▸ **Directions for this task**
Pick out every line in the data below that holds "source".
── Records for this exercise ──
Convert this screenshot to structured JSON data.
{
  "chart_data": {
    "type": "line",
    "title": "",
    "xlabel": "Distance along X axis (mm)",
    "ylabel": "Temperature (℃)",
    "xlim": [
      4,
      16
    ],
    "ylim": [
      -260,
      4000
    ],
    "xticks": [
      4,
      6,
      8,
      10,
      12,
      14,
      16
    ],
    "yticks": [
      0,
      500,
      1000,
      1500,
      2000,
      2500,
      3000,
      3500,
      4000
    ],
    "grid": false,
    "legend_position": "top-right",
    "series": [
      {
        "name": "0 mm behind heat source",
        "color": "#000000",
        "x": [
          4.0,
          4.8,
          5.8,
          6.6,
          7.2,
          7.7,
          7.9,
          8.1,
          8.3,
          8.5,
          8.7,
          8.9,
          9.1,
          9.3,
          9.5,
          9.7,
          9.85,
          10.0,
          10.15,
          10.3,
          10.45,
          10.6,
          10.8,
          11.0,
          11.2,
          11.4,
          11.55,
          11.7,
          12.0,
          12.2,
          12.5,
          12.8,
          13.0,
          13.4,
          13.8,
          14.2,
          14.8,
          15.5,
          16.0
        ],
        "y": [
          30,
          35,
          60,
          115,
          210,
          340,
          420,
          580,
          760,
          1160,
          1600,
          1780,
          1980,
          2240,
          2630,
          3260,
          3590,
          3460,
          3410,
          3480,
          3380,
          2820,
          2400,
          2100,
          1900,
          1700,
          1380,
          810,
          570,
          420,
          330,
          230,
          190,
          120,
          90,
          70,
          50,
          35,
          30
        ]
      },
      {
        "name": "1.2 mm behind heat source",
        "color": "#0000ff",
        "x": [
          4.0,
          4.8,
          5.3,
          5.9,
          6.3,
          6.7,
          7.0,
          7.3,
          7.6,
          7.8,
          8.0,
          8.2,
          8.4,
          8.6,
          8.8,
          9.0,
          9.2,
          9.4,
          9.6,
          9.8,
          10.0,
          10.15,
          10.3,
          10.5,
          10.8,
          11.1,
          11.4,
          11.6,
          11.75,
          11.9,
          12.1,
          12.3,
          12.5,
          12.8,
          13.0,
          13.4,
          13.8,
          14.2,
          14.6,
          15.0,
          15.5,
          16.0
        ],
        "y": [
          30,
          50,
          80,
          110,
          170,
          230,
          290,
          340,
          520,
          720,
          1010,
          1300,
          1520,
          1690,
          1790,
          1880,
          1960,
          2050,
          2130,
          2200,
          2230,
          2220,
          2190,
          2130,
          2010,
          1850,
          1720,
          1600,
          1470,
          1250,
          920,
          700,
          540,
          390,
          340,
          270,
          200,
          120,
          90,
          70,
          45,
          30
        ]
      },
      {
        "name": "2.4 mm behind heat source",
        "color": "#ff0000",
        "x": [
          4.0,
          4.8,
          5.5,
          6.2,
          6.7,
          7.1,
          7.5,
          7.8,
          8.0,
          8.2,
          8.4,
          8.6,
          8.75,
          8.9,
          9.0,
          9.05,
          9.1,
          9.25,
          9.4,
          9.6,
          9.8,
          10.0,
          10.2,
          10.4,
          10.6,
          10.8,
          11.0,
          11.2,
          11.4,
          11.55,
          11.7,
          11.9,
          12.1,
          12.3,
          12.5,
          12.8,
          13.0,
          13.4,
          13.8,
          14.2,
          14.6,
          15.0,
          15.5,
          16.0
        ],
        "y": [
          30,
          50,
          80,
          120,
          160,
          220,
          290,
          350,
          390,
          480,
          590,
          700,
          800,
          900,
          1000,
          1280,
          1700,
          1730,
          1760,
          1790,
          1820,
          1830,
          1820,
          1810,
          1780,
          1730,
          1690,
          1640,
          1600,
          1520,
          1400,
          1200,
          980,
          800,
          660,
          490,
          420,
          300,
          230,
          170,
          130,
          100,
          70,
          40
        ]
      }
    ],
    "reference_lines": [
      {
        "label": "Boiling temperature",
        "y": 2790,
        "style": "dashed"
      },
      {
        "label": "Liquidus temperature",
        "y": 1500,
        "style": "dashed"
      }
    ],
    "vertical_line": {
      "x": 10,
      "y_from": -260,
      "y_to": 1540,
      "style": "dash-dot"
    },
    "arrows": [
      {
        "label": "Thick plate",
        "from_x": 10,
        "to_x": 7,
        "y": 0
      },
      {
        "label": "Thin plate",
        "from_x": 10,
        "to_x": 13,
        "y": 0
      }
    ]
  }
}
───
▸ **Exercise solution**
        "name": "0 mm behind heat source",
        "name": "1.2 mm behind heat source",
        "name": "2.4 mm behind heat source",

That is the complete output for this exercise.